• _Aim of the exercise_:
The records below must be transcribed exactly. Do not include the pictures.

** Start of Provided records **

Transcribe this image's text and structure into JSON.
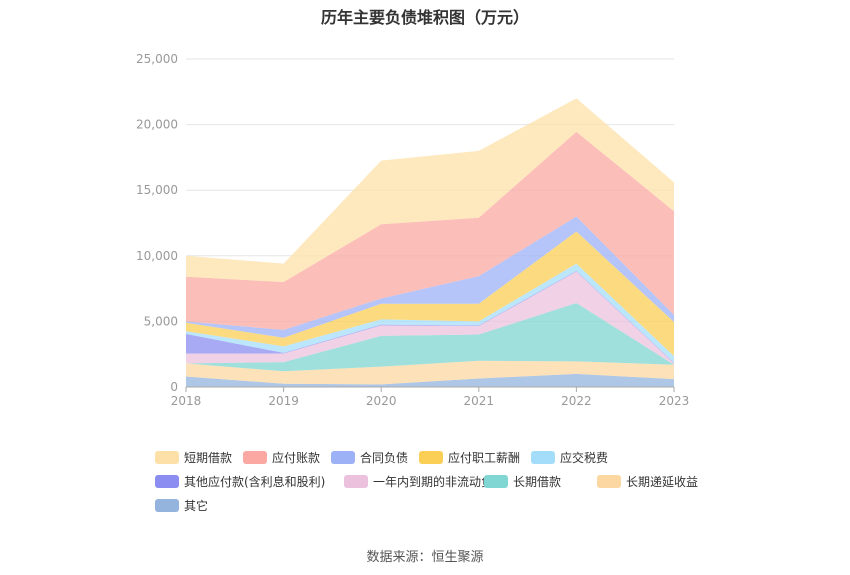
{
  "title": "历年主要负债堆积图（万元）",
  "source": "数据来源：恒生聚源",
  "chart_data": {
    "type": "area",
    "stacked": true,
    "categories": [
      "2018",
      "2019",
      "2020",
      "2021",
      "2022",
      "2023"
    ],
    "ylim": [
      0,
      25000
    ],
    "yticks": [
      0,
      5000,
      10000,
      15000,
      20000,
      25000
    ],
    "ytick_labels": [
      "0",
      "5,000",
      "10,000",
      "15,000",
      "20,000",
      "25,000"
    ],
    "grid": true,
    "legend_position": "bottom",
    "series": [
      {
        "name": "其它",
        "color": "#94b4de",
        "values": [
          800,
          250,
          200,
          650,
          1000,
          600
        ]
      },
      {
        "name": "长期递延收益",
        "color": "#fcd7a1",
        "values": [
          1000,
          950,
          1350,
          1350,
          950,
          1100
        ]
      },
      {
        "name": "长期借款",
        "color": "#7fd6d2",
        "values": [
          0,
          700,
          2350,
          2000,
          4450,
          0
        ]
      },
      {
        "name": "一年内到期的非流动负债",
        "color": "#ebc1de",
        "values": [
          750,
          650,
          800,
          650,
          2400,
          100
        ]
      },
      {
        "name": "其他应付款(含利息和股利)",
        "color": "#8b8ef0",
        "values": [
          1500,
          50,
          50,
          50,
          50,
          50
        ]
      },
      {
        "name": "应交税费",
        "color": "#a4ddf9",
        "values": [
          200,
          500,
          400,
          300,
          550,
          500
        ]
      },
      {
        "name": "应付职工薪酬",
        "color": "#fbcf55",
        "values": [
          650,
          650,
          1200,
          1350,
          2450,
          2600
        ]
      },
      {
        "name": "合同负债",
        "color": "#9db1f7",
        "values": [
          100,
          600,
          400,
          2100,
          1150,
          550
        ]
      },
      {
        "name": "应付账款",
        "color": "#fba8a2",
        "values": [
          3400,
          3650,
          5650,
          4450,
          6450,
          7900
        ]
      },
      {
        "name": "短期借款",
        "color": "#fde0a8",
        "values": [
          1600,
          1400,
          4850,
          5100,
          2550,
          2200
        ]
      }
    ],
    "legend_order": [
      "短期借款",
      "应付账款",
      "合同负债",
      "应付职工薪酬",
      "应交税费",
      "其他应付款(含利息和股利)",
      "一年内到期的非流动负债",
      "长期借款",
      "长期递延收益",
      "其它"
    ]
  }
}
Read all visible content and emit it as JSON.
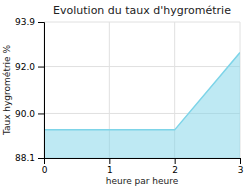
{
  "chart_data": {
    "type": "area",
    "title": "Evolution du taux d'hygrométrie",
    "xlabel": "heure par heure",
    "ylabel": "Taux hygrométrie %",
    "x": [
      0,
      2,
      3
    ],
    "values": [
      89.3,
      89.3,
      92.6
    ],
    "color": "#7dd4e8",
    "xlim": [
      0,
      3
    ],
    "ylim": [
      88.1,
      93.9
    ],
    "xticks": [
      0,
      1,
      2,
      3
    ],
    "yticks": [
      88.1,
      {
        "value": 90,
        "label": "90.0"
      },
      {
        "value": 92,
        "label": "92.0"
      },
      93.9
    ],
    "grid": true
  }
}
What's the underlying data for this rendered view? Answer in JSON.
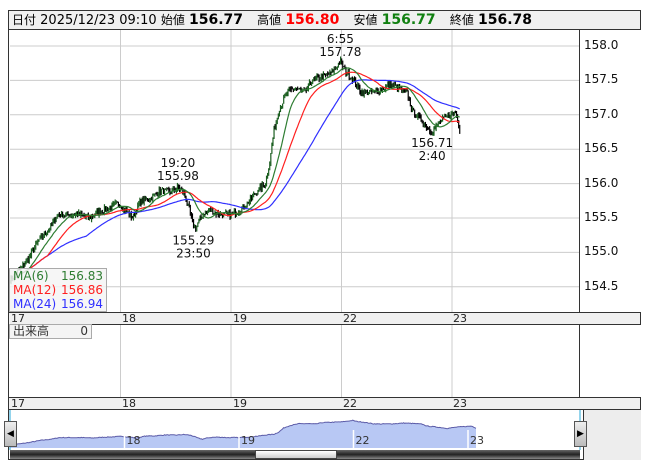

** End of Provided records **

• _Output below_:
Transcribe this image's text and structure into JSON.
{
  "title": "历年主要负债堆积图（万元）",
  "source": "数据来源：恒生聚源",
  "chart_data": {
    "type": "area",
    "stacked": true,
    "categories": [
      "2018",
      "2019",
      "2020",
      "2021",
      "2022",
      "2023"
    ],
    "ylim": [
      0,
      25000
    ],
    "yticks": [
      0,
      5000,
      10000,
      15000,
      20000,
      25000
    ],
    "ytick_labels": [
      "0",
      "5,000",
      "10,000",
      "15,000",
      "20,000",
      "25,000"
    ],
    "grid": true,
    "legend_position": "bottom",
    "series": [
      {
        "name": "其它",
        "color": "#94b4de",
        "values": [
          800,
          250,
          200,
          650,
          1000,
          600
        ]
      },
      {
        "name": "长期递延收益",
        "color": "#fcd7a1",
        "values": [
          1000,
          950,
          1350,
          1350,
          950,
          1100
        ]
      },
      {
        "name": "长期借款",
        "color": "#7fd6d2",
        "values": [
          0,
          700,
          2350,
          2000,
          4450,
          0
        ]
      },
      {
        "name": "一年内到期的非流动负债",
        "color": "#ebc1de",
        "values": [
          750,
          650,
          800,
          650,
          2400,
          100
        ]
      },
      {
        "name": "其他应付款(含利息和股利)",
        "color": "#8b8ef0",
        "values": [
          1500,
          50,
          50,
          50,
          50,
          50
        ]
      },
      {
        "name": "应交税费",
        "color": "#a4ddf9",
        "values": [
          200,
          500,
          400,
          300,
          550,
          500
        ]
      },
      {
        "name": "应付职工薪酬",
        "color": "#fbcf55",
        "values": [
          650,
          650,
          1200,
          1350,
          2450,
          2600
        ]
      },
      {
        "name": "合同负债",
        "color": "#9db1f7",
        "values": [
          100,
          600,
          400,
          2100,
          1150,
          550
        ]
      },
      {
        "name": "应付账款",
        "color": "#fba8a2",
        "values": [
          3400,
          3650,
          5650,
          4450,
          6450,
          7900
        ]
      },
      {
        "name": "短期借款",
        "color": "#fde0a8",
        "values": [
          1600,
          1400,
          4850,
          5100,
          2550,
          2200
        ]
      }
    ],
    "legend_order": [
      "短期借款",
      "应付账款",
      "合同负债",
      "应付职工薪酬",
      "应交税费",
      "其他应付款(含利息和股利)",
      "一年内到期的非流动负债",
      "长期借款",
      "长期递延收益",
      "其它"
    ]
  }
}
Read all visible content and emit it as JSON.
{
  "chart_data": {
    "type": "area",
    "title": "Evolution du taux d'hygrométrie",
    "xlabel": "heure par heure",
    "ylabel": "Taux hygrométrie %",
    "x": [
      0,
      2,
      3
    ],
    "values": [
      89.3,
      89.3,
      92.6
    ],
    "color": "#7dd4e8",
    "xlim": [
      0,
      3
    ],
    "ylim": [
      88.1,
      93.9
    ],
    "xticks": [
      0,
      1,
      2,
      3
    ],
    "yticks": [
      88.1,
      {
        "value": 90,
        "label": "90.0"
      },
      {
        "value": 92,
        "label": "92.0"
      },
      93.9
    ],
    "grid": true
  }
}
What's the underlying data for this rendered view? Answer in JSON.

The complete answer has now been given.